■ Dataset records ■

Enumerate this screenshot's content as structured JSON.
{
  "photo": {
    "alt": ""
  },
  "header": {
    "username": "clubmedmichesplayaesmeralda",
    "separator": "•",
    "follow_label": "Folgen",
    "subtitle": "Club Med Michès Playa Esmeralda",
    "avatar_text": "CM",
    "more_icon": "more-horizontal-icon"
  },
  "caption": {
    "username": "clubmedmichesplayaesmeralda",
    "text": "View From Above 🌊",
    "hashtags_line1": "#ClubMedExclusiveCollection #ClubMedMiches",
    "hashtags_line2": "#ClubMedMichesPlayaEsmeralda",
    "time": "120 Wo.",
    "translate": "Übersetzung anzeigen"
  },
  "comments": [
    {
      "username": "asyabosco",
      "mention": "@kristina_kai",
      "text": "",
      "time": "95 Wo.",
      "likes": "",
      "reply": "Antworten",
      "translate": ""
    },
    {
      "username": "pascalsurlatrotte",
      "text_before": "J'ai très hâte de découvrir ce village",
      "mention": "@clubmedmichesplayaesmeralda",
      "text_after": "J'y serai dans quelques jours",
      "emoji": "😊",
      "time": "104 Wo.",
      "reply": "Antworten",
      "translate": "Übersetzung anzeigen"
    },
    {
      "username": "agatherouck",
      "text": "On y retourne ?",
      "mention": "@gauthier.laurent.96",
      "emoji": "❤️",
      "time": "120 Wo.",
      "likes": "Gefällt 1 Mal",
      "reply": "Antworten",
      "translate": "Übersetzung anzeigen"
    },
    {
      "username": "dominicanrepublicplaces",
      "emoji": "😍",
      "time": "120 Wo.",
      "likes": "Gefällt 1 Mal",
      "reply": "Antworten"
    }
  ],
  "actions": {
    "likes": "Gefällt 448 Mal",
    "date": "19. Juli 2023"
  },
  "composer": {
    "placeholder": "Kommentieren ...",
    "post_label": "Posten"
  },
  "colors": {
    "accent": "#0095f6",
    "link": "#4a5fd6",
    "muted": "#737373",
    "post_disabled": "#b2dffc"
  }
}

■ Exercise objective ■
Write out the whole listing exactly.

■ Solved problem ■
Enumerate this screenshot's content as structured JSON.
{
  "photo": {
    "alt": ""
  },
  "header": {
    "username": "clubmedmichesplayaesmeralda",
    "separator": "•",
    "follow_label": "Folgen",
    "subtitle": "Club Med Michès Playa Esmeralda",
    "avatar_text": "CM",
    "more_icon": "more-horizontal-icon"
  },
  "caption": {
    "username": "clubmedmichesplayaesmeralda",
    "text": "View From Above 🌊",
    "hashtags_line1": "#ClubMedExclusiveCollection #ClubMedMiches",
    "hashtags_line2": "#ClubMedMichesPlayaEsmeralda",
    "time": "120 Wo.",
    "translate": "Übersetzung anzeigen"
  },
  "comments": [
    {
      "username": "asyabosco",
      "mention": "@kristina_kai",
      "text": "",
      "time": "95 Wo.",
      "likes": "",
      "reply": "Antworten",
      "translate": ""
    },
    {
      "username": "pascalsurlatrotte",
      "text_before": "J'ai très hâte de découvrir ce village",
      "mention": "@clubmedmichesplayaesmeralda",
      "text_after": "J'y serai dans quelques jours",
      "emoji": "😊",
      "time": "104 Wo.",
      "reply": "Antworten",
      "translate": "Übersetzung anzeigen"
    },
    {
      "username": "agatherouck",
      "text": "On y retourne ?",
      "mention": "@gauthier.laurent.96",
      "emoji": "❤️",
      "time": "120 Wo.",
      "likes": "Gefällt 1 Mal",
      "reply": "Antworten",
      "translate": "Übersetzung anzeigen"
    },
    {
      "username": "dominicanrepublicplaces",
      "emoji": "😍",
      "time": "120 Wo.",
      "likes": "Gefällt 1 Mal",
      "reply": "Antworten"
    }
  ],
  "actions": {
    "likes": "Gefällt 448 Mal",
    "date": "19. Juli 2023"
  },
  "composer": {
    "placeholder": "Kommentieren ...",
    "post_label": "Posten"
  },
  "colors": {
    "accent": "#0095f6",
    "link": "#4a5fd6",
    "muted": "#737373",
    "post_disabled": "#b2dffc"
  }
}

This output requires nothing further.